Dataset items
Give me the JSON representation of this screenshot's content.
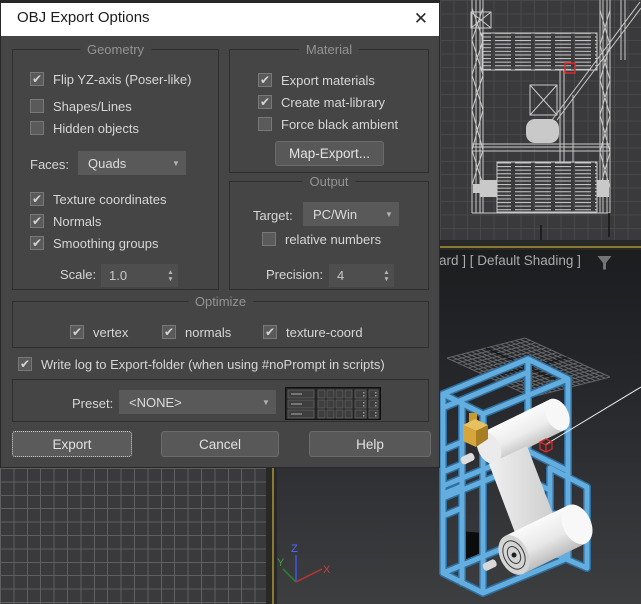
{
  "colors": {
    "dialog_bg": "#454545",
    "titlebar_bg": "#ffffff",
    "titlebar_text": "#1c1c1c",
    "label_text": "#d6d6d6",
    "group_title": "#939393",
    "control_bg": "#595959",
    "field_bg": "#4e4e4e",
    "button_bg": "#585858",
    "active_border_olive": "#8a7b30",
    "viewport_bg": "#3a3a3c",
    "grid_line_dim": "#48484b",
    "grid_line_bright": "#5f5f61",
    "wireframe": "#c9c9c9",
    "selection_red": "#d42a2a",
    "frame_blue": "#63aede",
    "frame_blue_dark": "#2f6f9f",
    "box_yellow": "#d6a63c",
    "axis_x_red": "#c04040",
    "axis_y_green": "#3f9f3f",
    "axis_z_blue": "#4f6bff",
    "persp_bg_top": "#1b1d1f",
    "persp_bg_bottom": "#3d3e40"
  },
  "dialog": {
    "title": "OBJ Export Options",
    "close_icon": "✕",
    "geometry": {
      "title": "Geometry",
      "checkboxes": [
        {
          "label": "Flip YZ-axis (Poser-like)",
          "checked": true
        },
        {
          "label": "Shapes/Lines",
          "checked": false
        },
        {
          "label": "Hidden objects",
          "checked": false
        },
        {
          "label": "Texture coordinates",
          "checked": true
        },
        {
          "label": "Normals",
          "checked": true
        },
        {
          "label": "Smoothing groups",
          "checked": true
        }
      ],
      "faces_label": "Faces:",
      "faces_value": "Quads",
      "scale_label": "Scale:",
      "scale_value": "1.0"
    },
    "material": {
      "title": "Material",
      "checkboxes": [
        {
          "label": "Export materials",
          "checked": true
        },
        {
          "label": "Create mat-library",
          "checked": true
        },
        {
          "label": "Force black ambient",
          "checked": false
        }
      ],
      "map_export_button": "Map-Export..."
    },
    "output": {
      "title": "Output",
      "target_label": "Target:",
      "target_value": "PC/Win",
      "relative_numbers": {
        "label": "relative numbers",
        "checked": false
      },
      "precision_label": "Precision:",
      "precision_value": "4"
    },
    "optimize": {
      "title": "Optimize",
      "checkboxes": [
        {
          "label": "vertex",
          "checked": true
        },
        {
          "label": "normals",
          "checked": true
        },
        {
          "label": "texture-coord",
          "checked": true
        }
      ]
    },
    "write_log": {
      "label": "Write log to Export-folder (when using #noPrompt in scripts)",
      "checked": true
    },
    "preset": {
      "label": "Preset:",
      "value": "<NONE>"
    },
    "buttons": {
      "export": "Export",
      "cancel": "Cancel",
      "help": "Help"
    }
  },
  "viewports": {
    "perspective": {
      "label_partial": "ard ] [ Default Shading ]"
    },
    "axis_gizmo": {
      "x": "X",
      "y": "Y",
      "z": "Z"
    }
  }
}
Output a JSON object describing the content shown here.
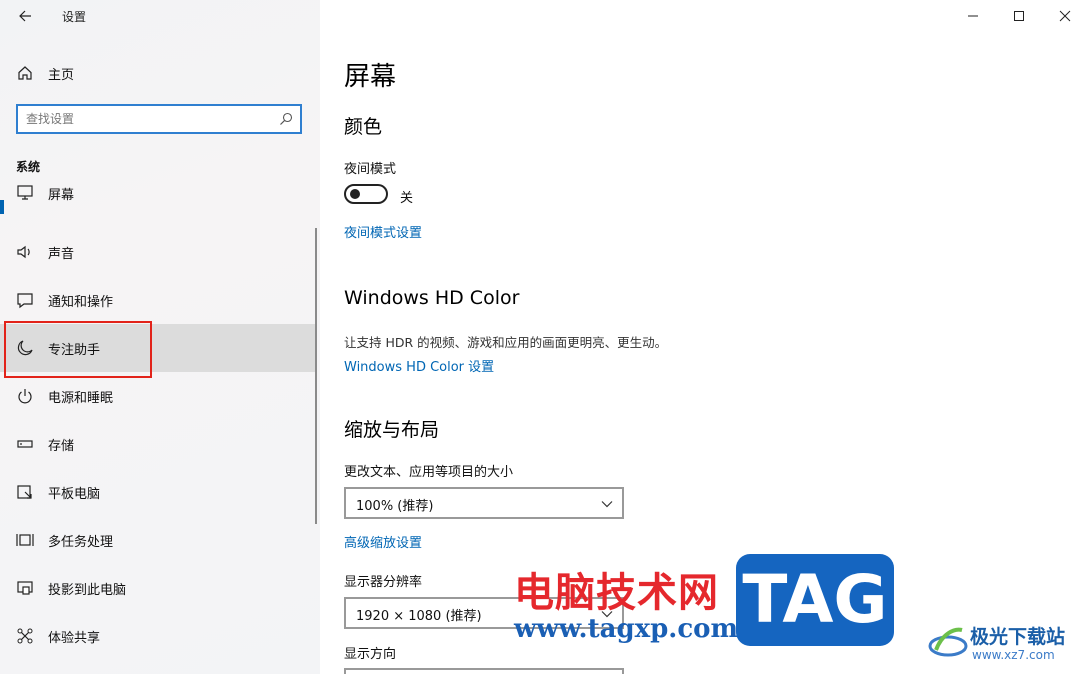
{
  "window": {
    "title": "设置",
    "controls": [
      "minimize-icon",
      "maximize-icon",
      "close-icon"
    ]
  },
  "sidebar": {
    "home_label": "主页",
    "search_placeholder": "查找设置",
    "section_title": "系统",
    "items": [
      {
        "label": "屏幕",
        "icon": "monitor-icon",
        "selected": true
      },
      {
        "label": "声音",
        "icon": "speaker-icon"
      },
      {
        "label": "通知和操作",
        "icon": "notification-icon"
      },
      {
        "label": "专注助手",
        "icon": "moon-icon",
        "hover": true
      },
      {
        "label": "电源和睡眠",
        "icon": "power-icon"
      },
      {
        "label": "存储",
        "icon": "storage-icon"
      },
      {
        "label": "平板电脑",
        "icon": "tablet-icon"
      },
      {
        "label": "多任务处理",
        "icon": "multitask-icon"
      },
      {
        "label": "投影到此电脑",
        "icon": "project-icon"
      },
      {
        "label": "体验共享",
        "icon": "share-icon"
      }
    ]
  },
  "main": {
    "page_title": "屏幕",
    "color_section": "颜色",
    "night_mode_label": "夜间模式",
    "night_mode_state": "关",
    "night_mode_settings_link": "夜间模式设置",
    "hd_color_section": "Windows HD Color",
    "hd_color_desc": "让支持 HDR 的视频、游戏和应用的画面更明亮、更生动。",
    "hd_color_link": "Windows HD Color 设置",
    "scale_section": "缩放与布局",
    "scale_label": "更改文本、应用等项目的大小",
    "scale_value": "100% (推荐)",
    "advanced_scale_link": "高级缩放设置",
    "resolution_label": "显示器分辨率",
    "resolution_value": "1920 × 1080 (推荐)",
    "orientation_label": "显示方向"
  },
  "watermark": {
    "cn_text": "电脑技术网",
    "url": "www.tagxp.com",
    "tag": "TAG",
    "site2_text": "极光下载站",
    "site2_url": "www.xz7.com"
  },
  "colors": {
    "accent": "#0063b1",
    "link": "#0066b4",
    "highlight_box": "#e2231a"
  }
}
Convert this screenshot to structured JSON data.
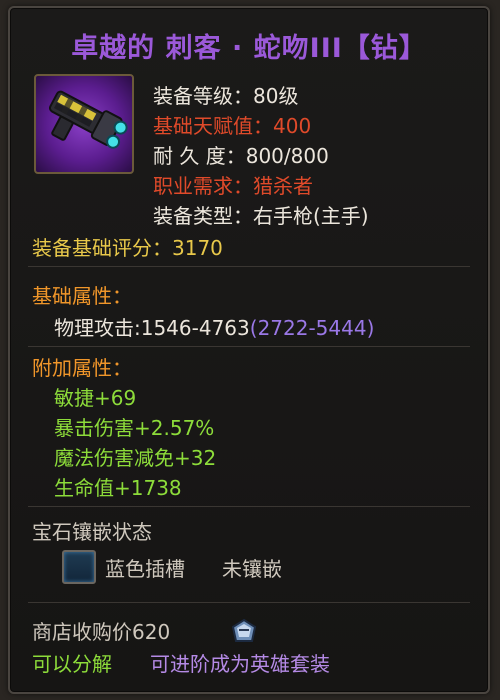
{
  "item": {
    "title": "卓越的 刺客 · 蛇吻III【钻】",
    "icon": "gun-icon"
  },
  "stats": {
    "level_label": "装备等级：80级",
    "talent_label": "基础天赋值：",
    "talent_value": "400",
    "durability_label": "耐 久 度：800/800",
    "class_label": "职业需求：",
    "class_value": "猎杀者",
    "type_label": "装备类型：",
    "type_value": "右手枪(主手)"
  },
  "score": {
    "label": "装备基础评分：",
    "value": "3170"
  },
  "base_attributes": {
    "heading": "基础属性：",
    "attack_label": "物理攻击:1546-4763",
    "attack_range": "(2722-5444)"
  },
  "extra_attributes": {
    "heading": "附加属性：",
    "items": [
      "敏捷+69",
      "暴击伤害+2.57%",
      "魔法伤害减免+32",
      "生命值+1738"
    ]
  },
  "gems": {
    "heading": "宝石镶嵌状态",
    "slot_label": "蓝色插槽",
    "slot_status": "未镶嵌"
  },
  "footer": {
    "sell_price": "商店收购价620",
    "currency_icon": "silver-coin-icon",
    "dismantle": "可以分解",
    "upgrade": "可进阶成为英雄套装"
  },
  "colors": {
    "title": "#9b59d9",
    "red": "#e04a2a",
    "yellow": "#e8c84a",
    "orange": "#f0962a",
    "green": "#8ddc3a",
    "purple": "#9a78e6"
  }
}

* * *

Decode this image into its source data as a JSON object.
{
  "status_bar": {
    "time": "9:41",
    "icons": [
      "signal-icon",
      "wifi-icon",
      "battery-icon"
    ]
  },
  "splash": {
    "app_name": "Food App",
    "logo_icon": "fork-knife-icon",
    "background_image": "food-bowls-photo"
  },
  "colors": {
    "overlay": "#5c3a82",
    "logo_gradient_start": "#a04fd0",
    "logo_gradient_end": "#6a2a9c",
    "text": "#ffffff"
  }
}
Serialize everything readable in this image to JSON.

...

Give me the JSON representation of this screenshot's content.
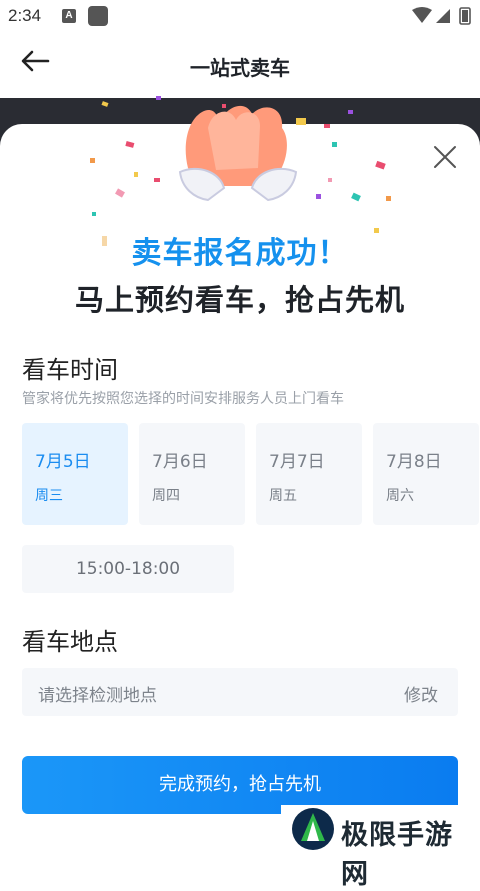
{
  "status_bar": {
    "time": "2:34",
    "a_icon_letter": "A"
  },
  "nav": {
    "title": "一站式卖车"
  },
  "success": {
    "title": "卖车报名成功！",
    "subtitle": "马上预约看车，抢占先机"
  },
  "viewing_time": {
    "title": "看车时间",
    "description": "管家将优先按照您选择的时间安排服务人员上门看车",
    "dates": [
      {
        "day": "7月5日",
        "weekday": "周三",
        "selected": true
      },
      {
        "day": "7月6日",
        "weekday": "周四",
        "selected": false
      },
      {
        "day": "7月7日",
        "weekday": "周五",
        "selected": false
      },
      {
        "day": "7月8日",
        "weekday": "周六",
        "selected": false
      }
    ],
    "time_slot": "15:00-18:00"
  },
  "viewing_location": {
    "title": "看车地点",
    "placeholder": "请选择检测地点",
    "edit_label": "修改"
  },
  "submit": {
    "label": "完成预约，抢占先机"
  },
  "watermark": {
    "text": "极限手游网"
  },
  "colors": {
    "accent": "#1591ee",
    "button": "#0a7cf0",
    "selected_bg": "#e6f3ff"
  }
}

# BRIEF
Write out exactly the lines from the one with "Decode this image" through the one with "Serialize everything readable", including both, and no others.

# ANSWER TO THIS EXERCISE
Decode this image into its source data as a JSON object.
{
  "status_bar": {
    "time": "9:41",
    "icons": [
      "signal-icon",
      "wifi-icon",
      "battery-icon"
    ]
  },
  "splash": {
    "app_name": "Food App",
    "logo_icon": "fork-knife-icon",
    "background_image": "food-bowls-photo"
  },
  "colors": {
    "overlay": "#5c3a82",
    "logo_gradient_start": "#a04fd0",
    "logo_gradient_end": "#6a2a9c",
    "text": "#ffffff"
  }
}
Serialize everything readable in this image to JSON.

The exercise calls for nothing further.